Collection entries

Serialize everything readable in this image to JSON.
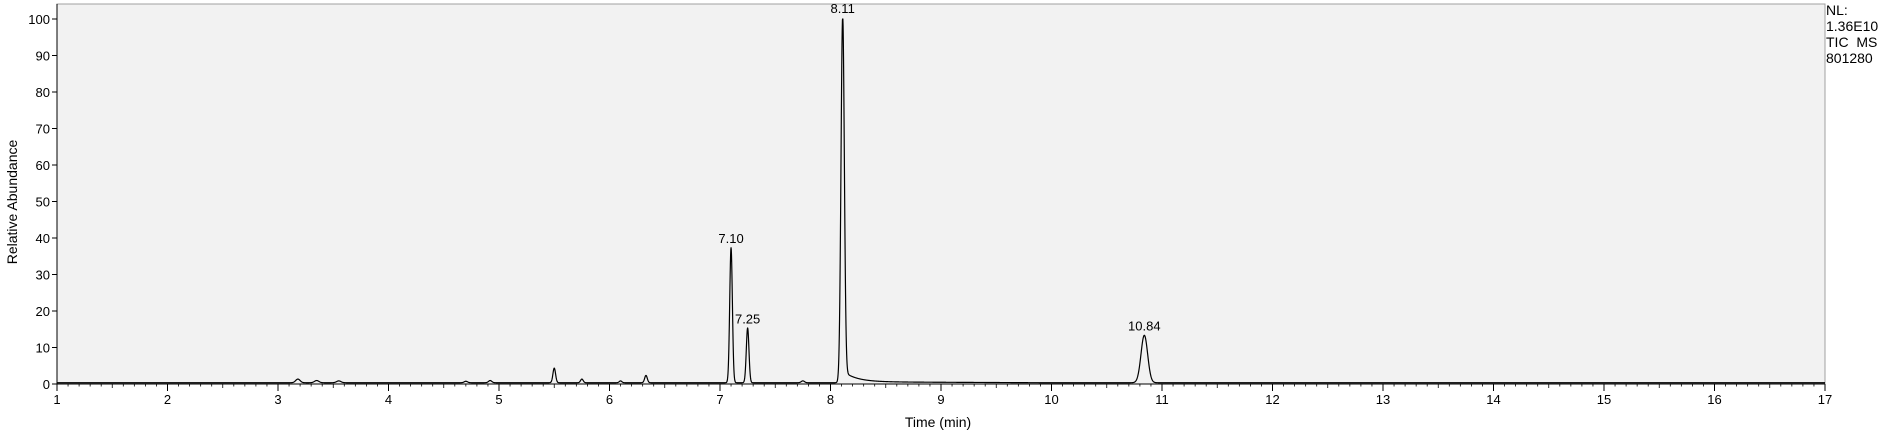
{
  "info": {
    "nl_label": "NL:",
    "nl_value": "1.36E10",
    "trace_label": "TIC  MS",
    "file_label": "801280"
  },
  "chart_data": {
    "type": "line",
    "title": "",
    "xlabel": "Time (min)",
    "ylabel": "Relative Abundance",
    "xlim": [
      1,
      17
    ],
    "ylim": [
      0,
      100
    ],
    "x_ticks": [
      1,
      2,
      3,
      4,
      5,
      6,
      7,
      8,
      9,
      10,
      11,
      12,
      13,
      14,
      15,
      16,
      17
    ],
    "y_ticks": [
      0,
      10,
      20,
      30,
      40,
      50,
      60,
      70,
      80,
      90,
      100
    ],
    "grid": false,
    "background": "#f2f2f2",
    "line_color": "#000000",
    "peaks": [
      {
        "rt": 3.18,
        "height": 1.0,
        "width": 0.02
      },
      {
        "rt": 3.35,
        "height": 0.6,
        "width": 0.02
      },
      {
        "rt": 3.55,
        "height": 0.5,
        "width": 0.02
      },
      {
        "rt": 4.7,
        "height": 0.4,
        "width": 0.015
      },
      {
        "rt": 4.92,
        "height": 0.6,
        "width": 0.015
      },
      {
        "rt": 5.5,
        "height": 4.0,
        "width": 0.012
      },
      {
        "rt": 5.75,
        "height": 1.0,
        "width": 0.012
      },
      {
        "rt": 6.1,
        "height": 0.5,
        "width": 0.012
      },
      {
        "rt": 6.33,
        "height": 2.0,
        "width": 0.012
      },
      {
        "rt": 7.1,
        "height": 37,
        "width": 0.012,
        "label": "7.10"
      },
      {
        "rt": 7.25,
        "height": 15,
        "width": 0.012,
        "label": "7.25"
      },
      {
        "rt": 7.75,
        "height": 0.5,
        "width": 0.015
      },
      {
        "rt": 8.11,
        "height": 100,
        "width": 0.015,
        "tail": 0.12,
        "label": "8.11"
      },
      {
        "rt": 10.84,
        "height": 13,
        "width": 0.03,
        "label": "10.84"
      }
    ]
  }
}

* * *

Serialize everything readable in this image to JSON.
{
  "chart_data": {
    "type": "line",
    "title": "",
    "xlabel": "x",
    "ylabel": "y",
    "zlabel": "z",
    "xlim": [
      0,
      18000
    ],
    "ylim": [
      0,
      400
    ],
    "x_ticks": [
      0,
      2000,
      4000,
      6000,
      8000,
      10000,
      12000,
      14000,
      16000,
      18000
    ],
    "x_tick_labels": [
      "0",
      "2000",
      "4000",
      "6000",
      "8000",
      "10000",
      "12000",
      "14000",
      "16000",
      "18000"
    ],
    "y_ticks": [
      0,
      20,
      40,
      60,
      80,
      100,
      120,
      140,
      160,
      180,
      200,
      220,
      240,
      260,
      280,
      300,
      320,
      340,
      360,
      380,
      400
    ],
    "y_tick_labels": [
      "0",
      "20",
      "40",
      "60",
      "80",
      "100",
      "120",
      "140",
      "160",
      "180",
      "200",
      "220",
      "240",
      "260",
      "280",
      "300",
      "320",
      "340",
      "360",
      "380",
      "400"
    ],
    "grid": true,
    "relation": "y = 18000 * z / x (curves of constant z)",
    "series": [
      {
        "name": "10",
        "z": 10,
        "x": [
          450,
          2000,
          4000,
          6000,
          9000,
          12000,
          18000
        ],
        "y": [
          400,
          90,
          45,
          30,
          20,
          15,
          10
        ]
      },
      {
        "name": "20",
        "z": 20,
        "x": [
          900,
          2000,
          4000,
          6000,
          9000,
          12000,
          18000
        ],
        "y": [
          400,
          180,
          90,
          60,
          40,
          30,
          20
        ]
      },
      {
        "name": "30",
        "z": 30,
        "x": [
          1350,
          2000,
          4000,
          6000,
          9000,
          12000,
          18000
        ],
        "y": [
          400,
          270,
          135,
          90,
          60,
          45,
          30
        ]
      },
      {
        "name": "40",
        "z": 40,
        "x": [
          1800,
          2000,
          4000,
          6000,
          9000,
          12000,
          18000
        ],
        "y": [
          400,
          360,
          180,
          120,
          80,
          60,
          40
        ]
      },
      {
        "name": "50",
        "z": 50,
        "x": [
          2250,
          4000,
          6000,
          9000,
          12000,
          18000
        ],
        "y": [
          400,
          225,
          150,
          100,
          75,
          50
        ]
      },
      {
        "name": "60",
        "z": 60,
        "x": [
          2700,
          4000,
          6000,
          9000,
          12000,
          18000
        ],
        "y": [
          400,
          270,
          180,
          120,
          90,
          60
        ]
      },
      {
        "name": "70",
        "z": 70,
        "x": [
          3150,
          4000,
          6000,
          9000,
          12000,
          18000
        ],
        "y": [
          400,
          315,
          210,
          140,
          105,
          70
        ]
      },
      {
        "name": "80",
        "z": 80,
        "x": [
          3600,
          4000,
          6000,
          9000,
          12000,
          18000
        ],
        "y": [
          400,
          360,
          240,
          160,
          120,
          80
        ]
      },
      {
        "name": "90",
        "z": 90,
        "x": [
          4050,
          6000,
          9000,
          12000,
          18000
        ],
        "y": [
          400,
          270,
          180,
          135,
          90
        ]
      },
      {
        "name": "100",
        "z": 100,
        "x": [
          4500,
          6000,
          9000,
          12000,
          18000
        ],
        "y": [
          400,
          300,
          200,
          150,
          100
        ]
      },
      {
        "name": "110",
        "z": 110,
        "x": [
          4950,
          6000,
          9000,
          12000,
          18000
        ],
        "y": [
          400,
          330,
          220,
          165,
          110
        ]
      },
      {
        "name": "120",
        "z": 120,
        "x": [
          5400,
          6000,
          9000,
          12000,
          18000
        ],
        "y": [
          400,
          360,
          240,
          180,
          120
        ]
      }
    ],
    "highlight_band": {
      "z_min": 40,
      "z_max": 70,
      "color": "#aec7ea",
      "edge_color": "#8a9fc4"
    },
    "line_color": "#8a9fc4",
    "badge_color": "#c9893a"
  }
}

---

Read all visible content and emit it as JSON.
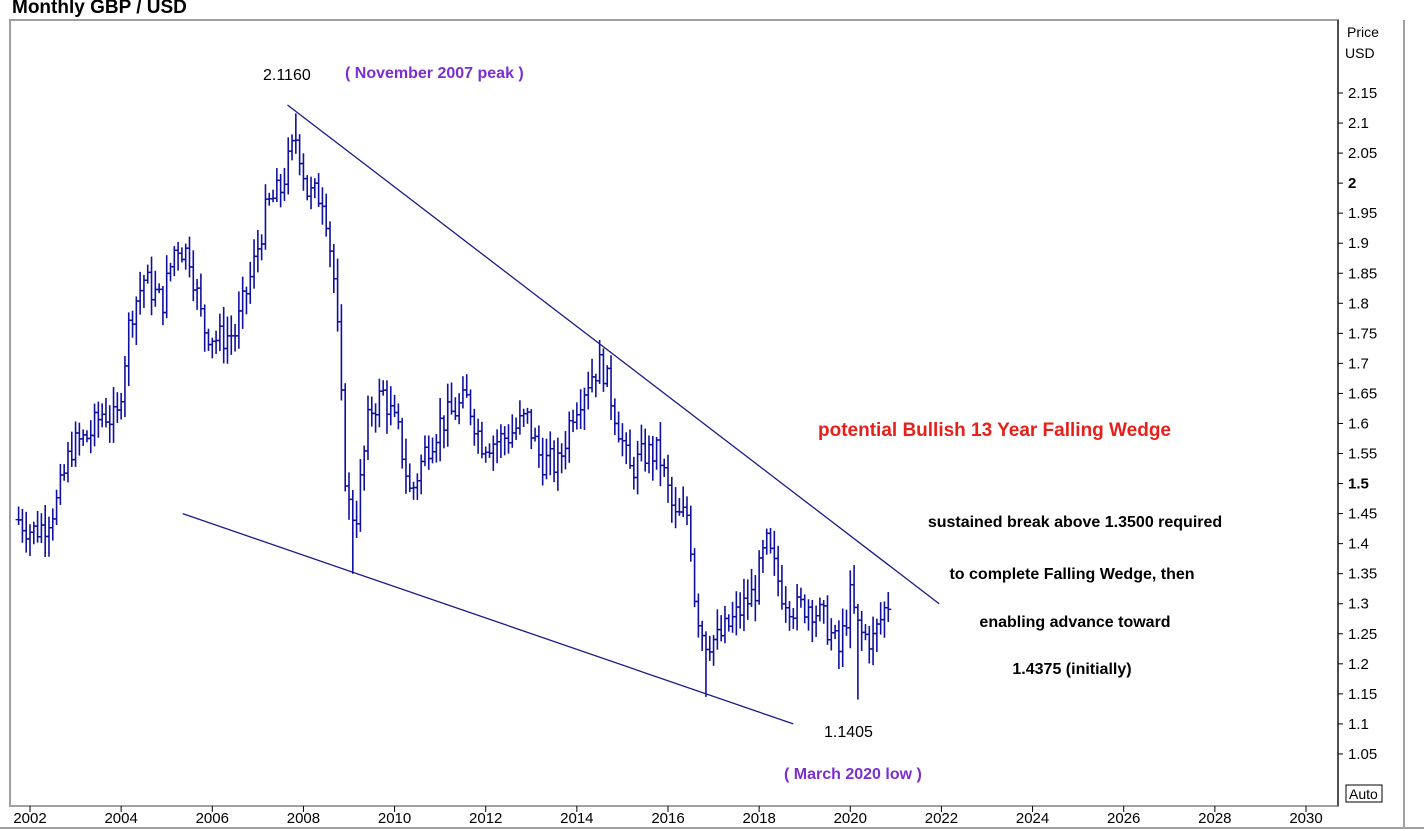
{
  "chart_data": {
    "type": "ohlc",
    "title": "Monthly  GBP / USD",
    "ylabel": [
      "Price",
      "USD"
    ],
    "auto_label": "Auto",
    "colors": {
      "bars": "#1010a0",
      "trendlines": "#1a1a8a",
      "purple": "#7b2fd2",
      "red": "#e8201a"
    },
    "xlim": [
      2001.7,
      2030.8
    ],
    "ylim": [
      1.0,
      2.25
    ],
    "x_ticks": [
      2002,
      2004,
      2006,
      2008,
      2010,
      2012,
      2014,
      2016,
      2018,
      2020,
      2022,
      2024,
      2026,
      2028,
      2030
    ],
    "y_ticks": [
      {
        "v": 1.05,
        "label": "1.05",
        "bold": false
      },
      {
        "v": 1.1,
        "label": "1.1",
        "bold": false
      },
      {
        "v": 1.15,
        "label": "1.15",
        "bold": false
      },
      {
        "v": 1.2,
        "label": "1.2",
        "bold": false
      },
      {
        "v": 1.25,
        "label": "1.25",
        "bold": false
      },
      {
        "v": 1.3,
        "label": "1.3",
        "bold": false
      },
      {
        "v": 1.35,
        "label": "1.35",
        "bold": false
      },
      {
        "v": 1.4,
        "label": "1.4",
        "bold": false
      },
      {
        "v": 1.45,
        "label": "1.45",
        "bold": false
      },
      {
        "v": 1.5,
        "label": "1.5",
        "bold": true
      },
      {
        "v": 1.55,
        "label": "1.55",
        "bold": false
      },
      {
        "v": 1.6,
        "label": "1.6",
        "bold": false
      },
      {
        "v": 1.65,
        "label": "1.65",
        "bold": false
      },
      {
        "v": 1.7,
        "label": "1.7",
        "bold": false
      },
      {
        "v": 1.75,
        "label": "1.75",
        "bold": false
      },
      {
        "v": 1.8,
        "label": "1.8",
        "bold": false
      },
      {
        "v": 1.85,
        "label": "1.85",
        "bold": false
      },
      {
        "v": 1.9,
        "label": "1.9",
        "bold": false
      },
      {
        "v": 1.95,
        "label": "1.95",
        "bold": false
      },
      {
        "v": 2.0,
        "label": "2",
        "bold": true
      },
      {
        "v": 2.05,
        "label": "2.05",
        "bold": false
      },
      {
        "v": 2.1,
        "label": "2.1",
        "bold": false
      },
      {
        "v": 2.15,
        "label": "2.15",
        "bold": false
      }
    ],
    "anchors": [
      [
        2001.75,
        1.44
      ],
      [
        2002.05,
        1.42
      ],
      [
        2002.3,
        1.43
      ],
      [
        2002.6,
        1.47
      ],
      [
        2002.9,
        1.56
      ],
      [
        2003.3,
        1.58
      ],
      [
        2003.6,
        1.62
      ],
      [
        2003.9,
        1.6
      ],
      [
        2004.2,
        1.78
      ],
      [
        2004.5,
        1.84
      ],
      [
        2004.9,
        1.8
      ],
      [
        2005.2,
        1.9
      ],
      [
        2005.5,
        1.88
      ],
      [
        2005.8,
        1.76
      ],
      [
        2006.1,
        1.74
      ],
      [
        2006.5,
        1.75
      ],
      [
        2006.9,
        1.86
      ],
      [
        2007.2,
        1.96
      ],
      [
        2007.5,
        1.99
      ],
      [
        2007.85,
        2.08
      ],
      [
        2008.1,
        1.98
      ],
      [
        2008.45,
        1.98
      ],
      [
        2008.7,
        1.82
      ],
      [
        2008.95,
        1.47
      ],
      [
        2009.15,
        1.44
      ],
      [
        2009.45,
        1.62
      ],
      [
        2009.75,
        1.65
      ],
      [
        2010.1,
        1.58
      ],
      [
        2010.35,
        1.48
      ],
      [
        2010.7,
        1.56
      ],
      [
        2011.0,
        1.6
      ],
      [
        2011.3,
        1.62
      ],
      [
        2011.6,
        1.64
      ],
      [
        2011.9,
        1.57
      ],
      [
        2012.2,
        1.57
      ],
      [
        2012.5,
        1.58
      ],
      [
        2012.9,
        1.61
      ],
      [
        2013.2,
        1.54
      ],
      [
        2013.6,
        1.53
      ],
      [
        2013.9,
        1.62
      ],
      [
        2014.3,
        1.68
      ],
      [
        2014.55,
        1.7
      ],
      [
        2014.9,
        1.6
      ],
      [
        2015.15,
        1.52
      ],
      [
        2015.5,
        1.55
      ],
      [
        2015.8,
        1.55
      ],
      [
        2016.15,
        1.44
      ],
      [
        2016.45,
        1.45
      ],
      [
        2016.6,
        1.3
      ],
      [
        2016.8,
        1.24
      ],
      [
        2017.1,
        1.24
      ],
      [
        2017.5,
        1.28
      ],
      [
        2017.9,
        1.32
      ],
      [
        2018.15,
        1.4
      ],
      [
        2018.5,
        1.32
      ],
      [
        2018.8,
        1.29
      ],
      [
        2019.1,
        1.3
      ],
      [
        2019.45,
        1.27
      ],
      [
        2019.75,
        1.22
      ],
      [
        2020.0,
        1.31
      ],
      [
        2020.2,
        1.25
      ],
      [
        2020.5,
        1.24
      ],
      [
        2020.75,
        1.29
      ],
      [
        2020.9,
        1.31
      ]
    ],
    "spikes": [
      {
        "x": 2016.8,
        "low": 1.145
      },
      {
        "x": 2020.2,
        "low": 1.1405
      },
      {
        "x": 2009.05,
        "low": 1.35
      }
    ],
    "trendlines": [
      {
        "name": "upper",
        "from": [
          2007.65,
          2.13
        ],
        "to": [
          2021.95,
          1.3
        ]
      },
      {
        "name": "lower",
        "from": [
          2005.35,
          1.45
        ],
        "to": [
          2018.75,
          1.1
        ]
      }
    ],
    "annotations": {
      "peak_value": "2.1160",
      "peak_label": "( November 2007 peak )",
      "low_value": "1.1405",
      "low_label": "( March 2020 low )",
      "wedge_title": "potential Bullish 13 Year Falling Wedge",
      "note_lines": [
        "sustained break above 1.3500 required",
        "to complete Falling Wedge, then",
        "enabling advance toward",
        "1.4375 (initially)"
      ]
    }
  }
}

Written task = All lines above containing the string "Falling" are to be collected.

Solution =
      "wedge_title": "potential Bullish 13 Year Falling Wedge",
        "to complete Falling Wedge, then",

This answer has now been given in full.